* What this task involves: Repeat each record below exactly as given.

(Recorded data)

---

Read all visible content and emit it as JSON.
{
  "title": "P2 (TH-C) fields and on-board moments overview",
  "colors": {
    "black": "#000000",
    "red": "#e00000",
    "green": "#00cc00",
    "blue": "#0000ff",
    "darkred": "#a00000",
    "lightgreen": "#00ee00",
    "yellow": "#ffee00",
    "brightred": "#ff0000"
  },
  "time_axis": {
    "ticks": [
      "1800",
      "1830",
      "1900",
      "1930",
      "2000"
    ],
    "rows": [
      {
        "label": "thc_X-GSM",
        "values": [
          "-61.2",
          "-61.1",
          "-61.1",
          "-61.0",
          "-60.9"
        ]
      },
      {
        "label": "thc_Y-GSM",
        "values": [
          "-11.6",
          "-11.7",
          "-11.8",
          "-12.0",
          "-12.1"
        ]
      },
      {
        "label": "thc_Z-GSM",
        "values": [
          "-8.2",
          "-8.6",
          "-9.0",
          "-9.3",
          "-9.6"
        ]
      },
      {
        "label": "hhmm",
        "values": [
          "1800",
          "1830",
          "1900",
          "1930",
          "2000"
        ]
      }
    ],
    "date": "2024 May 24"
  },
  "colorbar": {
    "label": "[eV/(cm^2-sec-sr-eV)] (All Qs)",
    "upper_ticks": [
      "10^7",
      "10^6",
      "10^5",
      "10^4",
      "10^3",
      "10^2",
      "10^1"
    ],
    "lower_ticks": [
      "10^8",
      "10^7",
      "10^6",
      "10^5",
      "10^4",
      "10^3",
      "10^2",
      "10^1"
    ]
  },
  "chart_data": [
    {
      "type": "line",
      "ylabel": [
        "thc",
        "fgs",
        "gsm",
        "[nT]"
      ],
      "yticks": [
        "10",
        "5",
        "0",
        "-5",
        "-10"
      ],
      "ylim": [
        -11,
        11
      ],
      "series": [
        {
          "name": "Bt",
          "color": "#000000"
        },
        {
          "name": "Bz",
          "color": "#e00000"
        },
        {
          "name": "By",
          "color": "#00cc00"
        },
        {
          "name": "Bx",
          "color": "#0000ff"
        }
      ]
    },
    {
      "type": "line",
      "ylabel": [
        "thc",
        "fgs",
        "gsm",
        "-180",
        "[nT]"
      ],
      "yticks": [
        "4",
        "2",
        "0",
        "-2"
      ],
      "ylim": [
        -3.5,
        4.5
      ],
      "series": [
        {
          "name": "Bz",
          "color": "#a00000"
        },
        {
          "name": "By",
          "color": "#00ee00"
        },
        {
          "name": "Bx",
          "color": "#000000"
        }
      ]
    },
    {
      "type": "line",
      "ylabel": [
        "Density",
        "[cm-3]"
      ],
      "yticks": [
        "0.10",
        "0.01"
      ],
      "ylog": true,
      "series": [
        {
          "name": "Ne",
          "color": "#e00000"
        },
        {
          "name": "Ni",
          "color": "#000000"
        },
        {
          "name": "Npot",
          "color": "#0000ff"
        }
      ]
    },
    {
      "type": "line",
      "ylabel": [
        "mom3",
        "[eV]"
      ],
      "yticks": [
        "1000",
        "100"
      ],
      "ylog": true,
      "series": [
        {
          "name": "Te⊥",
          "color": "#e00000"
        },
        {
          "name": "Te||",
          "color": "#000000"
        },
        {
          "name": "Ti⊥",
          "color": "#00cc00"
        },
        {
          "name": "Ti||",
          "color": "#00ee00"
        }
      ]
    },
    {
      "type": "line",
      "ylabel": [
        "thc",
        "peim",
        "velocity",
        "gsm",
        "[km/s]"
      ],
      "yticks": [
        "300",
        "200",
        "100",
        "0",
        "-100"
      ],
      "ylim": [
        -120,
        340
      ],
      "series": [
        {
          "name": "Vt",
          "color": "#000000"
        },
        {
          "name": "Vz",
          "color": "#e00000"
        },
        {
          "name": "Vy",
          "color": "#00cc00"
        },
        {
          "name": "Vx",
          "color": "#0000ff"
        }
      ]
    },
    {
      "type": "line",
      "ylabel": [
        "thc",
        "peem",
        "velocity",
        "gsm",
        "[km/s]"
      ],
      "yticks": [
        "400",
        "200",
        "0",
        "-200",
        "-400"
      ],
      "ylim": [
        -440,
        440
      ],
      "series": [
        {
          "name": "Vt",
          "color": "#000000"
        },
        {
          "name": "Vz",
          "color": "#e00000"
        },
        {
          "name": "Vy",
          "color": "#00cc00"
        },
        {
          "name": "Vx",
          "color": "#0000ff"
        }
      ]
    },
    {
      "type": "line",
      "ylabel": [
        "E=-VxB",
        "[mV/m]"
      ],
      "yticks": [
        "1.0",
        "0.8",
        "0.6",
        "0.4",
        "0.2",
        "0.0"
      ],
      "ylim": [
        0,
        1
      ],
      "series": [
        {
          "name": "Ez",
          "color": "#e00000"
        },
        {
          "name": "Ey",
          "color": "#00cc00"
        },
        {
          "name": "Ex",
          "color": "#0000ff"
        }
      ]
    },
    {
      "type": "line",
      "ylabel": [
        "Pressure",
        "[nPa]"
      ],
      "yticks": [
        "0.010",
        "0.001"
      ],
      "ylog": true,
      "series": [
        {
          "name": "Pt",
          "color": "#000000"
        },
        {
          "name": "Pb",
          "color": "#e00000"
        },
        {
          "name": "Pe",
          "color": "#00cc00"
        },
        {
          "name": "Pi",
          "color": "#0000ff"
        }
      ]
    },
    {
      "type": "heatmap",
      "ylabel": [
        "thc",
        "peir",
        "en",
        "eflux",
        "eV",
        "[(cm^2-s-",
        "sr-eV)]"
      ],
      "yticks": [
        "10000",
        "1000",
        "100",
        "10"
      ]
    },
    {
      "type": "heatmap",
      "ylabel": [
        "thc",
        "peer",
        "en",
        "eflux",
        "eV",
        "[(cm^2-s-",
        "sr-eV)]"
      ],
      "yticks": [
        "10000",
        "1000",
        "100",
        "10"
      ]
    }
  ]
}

---

* Finished task:
Read all visible content and emit it as JSON.
{
  "title": "P2 (TH-C) fields and on-board moments overview",
  "colors": {
    "black": "#000000",
    "red": "#e00000",
    "green": "#00cc00",
    "blue": "#0000ff",
    "darkred": "#a00000",
    "lightgreen": "#00ee00",
    "yellow": "#ffee00",
    "brightred": "#ff0000"
  },
  "time_axis": {
    "ticks": [
      "1800",
      "1830",
      "1900",
      "1930",
      "2000"
    ],
    "rows": [
      {
        "label": "thc_X-GSM",
        "values": [
          "-61.2",
          "-61.1",
          "-61.1",
          "-61.0",
          "-60.9"
        ]
      },
      {
        "label": "thc_Y-GSM",
        "values": [
          "-11.6",
          "-11.7",
          "-11.8",
          "-12.0",
          "-12.1"
        ]
      },
      {
        "label": "thc_Z-GSM",
        "values": [
          "-8.2",
          "-8.6",
          "-9.0",
          "-9.3",
          "-9.6"
        ]
      },
      {
        "label": "hhmm",
        "values": [
          "1800",
          "1830",
          "1900",
          "1930",
          "2000"
        ]
      }
    ],
    "date": "2024 May 24"
  },
  "colorbar": {
    "label": "[eV/(cm^2-sec-sr-eV)] (All Qs)",
    "upper_ticks": [
      "10^7",
      "10^6",
      "10^5",
      "10^4",
      "10^3",
      "10^2",
      "10^1"
    ],
    "lower_ticks": [
      "10^8",
      "10^7",
      "10^6",
      "10^5",
      "10^4",
      "10^3",
      "10^2",
      "10^1"
    ]
  },
  "chart_data": [
    {
      "type": "line",
      "ylabel": [
        "thc",
        "fgs",
        "gsm",
        "[nT]"
      ],
      "yticks": [
        "10",
        "5",
        "0",
        "-5",
        "-10"
      ],
      "ylim": [
        -11,
        11
      ],
      "series": [
        {
          "name": "Bt",
          "color": "#000000"
        },
        {
          "name": "Bz",
          "color": "#e00000"
        },
        {
          "name": "By",
          "color": "#00cc00"
        },
        {
          "name": "Bx",
          "color": "#0000ff"
        }
      ]
    },
    {
      "type": "line",
      "ylabel": [
        "thc",
        "fgs",
        "gsm",
        "-180",
        "[nT]"
      ],
      "yticks": [
        "4",
        "2",
        "0",
        "-2"
      ],
      "ylim": [
        -3.5,
        4.5
      ],
      "series": [
        {
          "name": "Bz",
          "color": "#a00000"
        },
        {
          "name": "By",
          "color": "#00ee00"
        },
        {
          "name": "Bx",
          "color": "#000000"
        }
      ]
    },
    {
      "type": "line",
      "ylabel": [
        "Density",
        "[cm-3]"
      ],
      "yticks": [
        "0.10",
        "0.01"
      ],
      "ylog": true,
      "series": [
        {
          "name": "Ne",
          "color": "#e00000"
        },
        {
          "name": "Ni",
          "color": "#000000"
        },
        {
          "name": "Npot",
          "color": "#0000ff"
        }
      ]
    },
    {
      "type": "line",
      "ylabel": [
        "mom3",
        "[eV]"
      ],
      "yticks": [
        "1000",
        "100"
      ],
      "ylog": true,
      "series": [
        {
          "name": "Te⊥",
          "color": "#e00000"
        },
        {
          "name": "Te||",
          "color": "#000000"
        },
        {
          "name": "Ti⊥",
          "color": "#00cc00"
        },
        {
          "name": "Ti||",
          "color": "#00ee00"
        }
      ]
    },
    {
      "type": "line",
      "ylabel": [
        "thc",
        "peim",
        "velocity",
        "gsm",
        "[km/s]"
      ],
      "yticks": [
        "300",
        "200",
        "100",
        "0",
        "-100"
      ],
      "ylim": [
        -120,
        340
      ],
      "series": [
        {
          "name": "Vt",
          "color": "#000000"
        },
        {
          "name": "Vz",
          "color": "#e00000"
        },
        {
          "name": "Vy",
          "color": "#00cc00"
        },
        {
          "name": "Vx",
          "color": "#0000ff"
        }
      ]
    },
    {
      "type": "line",
      "ylabel": [
        "thc",
        "peem",
        "velocity",
        "gsm",
        "[km/s]"
      ],
      "yticks": [
        "400",
        "200",
        "0",
        "-200",
        "-400"
      ],
      "ylim": [
        -440,
        440
      ],
      "series": [
        {
          "name": "Vt",
          "color": "#000000"
        },
        {
          "name": "Vz",
          "color": "#e00000"
        },
        {
          "name": "Vy",
          "color": "#00cc00"
        },
        {
          "name": "Vx",
          "color": "#0000ff"
        }
      ]
    },
    {
      "type": "line",
      "ylabel": [
        "E=-VxB",
        "[mV/m]"
      ],
      "yticks": [
        "1.0",
        "0.8",
        "0.6",
        "0.4",
        "0.2",
        "0.0"
      ],
      "ylim": [
        0,
        1
      ],
      "series": [
        {
          "name": "Ez",
          "color": "#e00000"
        },
        {
          "name": "Ey",
          "color": "#00cc00"
        },
        {
          "name": "Ex",
          "color": "#0000ff"
        }
      ]
    },
    {
      "type": "line",
      "ylabel": [
        "Pressure",
        "[nPa]"
      ],
      "yticks": [
        "0.010",
        "0.001"
      ],
      "ylog": true,
      "series": [
        {
          "name": "Pt",
          "color": "#000000"
        },
        {
          "name": "Pb",
          "color": "#e00000"
        },
        {
          "name": "Pe",
          "color": "#00cc00"
        },
        {
          "name": "Pi",
          "color": "#0000ff"
        }
      ]
    },
    {
      "type": "heatmap",
      "ylabel": [
        "thc",
        "peir",
        "en",
        "eflux",
        "eV",
        "[(cm^2-s-",
        "sr-eV)]"
      ],
      "yticks": [
        "10000",
        "1000",
        "100",
        "10"
      ]
    },
    {
      "type": "heatmap",
      "ylabel": [
        "thc",
        "peer",
        "en",
        "eflux",
        "eV",
        "[(cm^2-s-",
        "sr-eV)]"
      ],
      "yticks": [
        "10000",
        "1000",
        "100",
        "10"
      ]
    }
  ]
}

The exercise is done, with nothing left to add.